Copy out every line that contains "immer".

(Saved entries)
+===+

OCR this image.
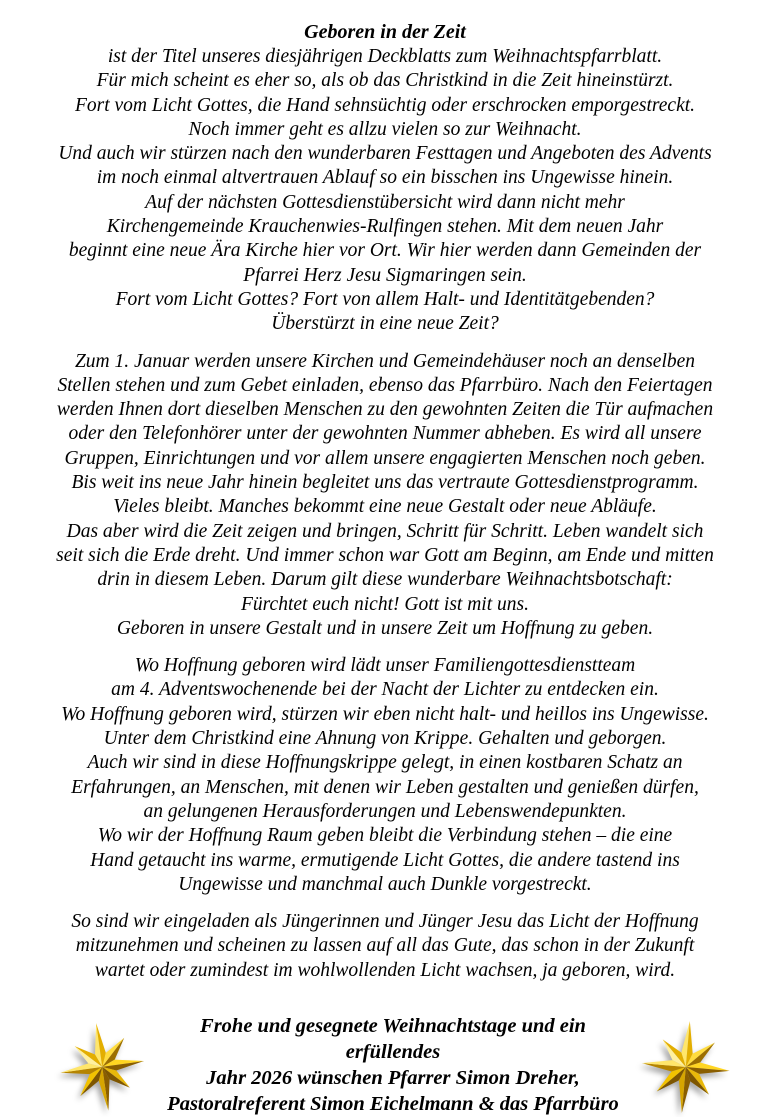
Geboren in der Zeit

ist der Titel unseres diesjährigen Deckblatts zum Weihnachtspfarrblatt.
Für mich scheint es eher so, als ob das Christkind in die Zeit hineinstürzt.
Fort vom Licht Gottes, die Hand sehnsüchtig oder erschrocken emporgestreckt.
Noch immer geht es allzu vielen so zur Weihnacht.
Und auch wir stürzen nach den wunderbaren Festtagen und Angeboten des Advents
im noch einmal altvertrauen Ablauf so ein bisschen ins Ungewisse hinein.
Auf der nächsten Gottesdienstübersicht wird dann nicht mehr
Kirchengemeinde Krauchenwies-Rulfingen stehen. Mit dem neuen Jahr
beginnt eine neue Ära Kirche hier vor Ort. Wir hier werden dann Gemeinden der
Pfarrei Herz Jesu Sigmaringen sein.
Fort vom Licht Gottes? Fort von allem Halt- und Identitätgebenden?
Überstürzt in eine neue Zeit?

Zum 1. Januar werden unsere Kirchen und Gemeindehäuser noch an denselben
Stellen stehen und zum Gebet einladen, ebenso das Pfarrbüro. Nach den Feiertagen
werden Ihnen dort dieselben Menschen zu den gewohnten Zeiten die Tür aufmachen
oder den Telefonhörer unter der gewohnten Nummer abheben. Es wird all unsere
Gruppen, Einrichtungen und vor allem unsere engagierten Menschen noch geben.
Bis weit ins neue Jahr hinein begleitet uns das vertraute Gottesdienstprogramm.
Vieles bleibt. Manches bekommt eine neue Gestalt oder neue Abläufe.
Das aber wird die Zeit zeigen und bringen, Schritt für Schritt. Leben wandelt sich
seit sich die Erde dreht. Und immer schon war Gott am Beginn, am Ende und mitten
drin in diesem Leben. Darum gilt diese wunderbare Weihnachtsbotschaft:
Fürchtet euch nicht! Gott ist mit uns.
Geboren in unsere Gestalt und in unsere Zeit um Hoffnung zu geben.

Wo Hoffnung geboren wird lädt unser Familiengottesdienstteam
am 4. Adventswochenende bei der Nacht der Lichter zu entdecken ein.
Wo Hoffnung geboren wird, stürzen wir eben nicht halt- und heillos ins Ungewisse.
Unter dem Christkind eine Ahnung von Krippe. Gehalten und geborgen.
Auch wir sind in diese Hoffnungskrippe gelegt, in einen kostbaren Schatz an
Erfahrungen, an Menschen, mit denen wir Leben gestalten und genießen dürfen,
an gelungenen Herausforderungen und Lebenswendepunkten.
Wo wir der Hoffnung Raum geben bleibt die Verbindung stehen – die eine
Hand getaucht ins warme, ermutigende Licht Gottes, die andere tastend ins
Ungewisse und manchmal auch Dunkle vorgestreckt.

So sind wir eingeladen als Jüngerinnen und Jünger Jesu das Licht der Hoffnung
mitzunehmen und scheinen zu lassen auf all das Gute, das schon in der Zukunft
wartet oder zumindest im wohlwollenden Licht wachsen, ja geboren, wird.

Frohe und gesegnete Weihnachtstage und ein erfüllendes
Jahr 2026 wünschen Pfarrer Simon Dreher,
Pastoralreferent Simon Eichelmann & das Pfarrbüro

+===+

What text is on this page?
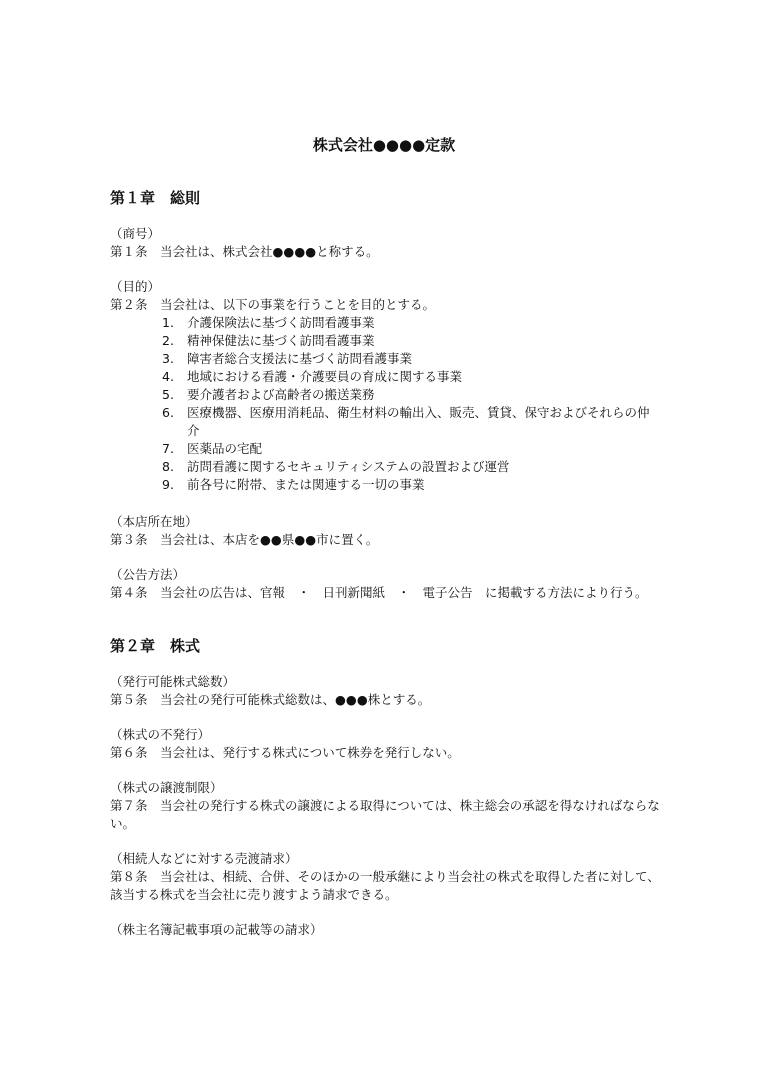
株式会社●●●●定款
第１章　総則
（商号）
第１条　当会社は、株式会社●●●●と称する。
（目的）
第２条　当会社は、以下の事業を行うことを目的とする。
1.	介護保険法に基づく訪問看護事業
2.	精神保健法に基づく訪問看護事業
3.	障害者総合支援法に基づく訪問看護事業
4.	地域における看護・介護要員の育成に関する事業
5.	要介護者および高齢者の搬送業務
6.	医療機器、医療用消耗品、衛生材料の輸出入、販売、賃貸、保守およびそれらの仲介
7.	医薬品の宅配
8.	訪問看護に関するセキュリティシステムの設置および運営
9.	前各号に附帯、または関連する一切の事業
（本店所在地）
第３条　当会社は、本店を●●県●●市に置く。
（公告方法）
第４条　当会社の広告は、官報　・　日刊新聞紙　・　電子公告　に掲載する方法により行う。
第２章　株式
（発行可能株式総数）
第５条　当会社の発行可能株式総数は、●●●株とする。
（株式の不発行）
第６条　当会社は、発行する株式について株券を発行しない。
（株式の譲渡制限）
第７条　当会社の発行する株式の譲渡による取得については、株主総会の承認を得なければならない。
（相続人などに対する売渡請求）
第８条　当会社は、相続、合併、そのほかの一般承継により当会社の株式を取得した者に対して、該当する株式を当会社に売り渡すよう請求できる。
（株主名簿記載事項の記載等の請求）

+===+

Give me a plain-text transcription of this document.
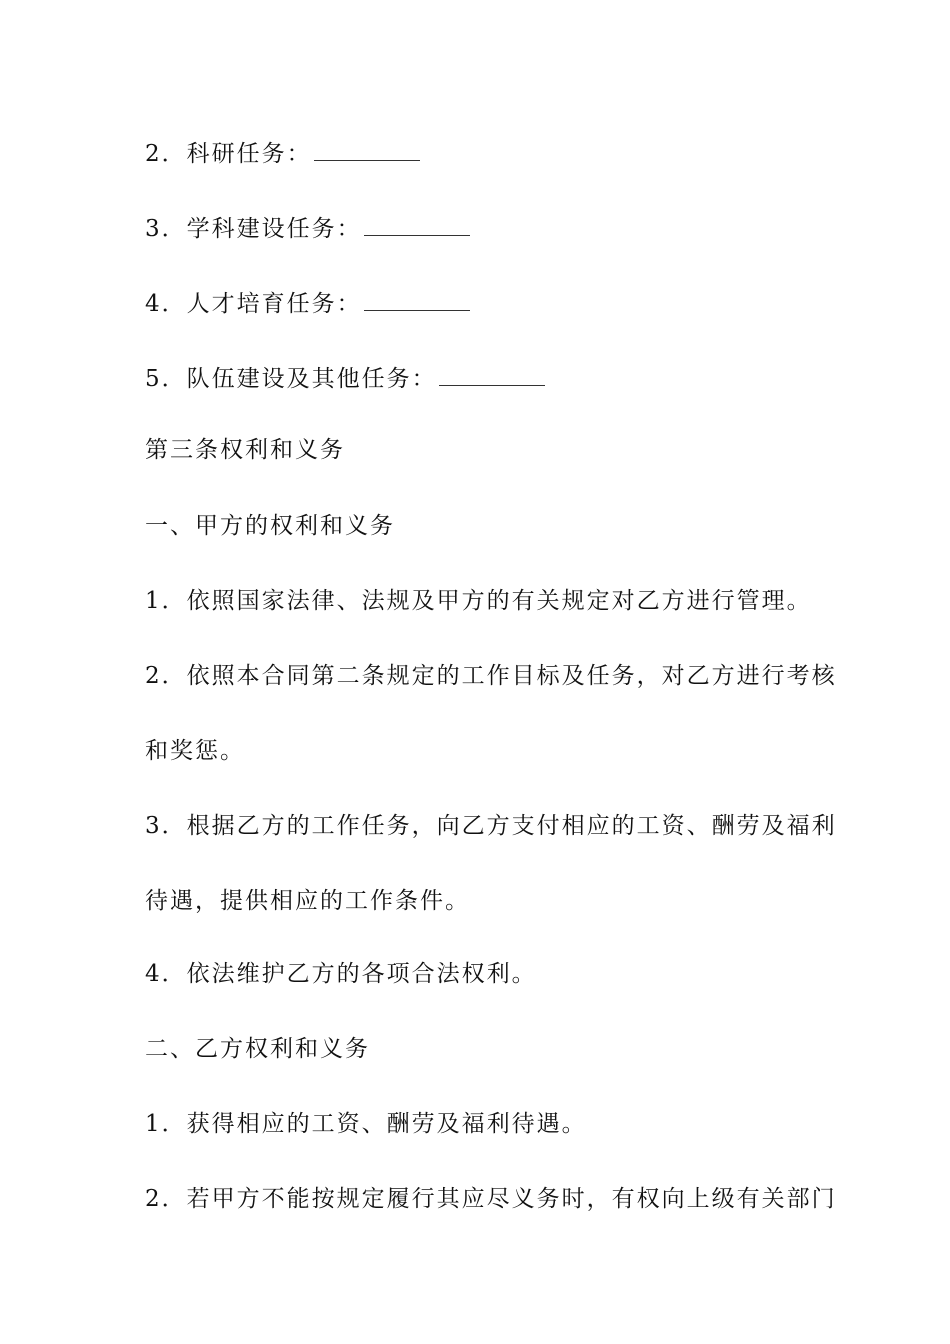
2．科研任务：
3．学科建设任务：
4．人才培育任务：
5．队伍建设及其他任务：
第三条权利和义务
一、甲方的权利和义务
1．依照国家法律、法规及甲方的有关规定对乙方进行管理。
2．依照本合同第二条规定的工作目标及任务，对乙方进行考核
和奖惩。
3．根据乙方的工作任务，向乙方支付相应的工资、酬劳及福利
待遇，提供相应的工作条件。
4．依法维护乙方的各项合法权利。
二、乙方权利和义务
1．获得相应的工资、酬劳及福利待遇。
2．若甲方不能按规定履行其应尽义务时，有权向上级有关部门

+===+

## In response:
Noch immer geht es allzu vielen so zur Weihnacht.
seit sich die Erde dreht. Und immer schon war Gott am Beginn, am Ende und mitten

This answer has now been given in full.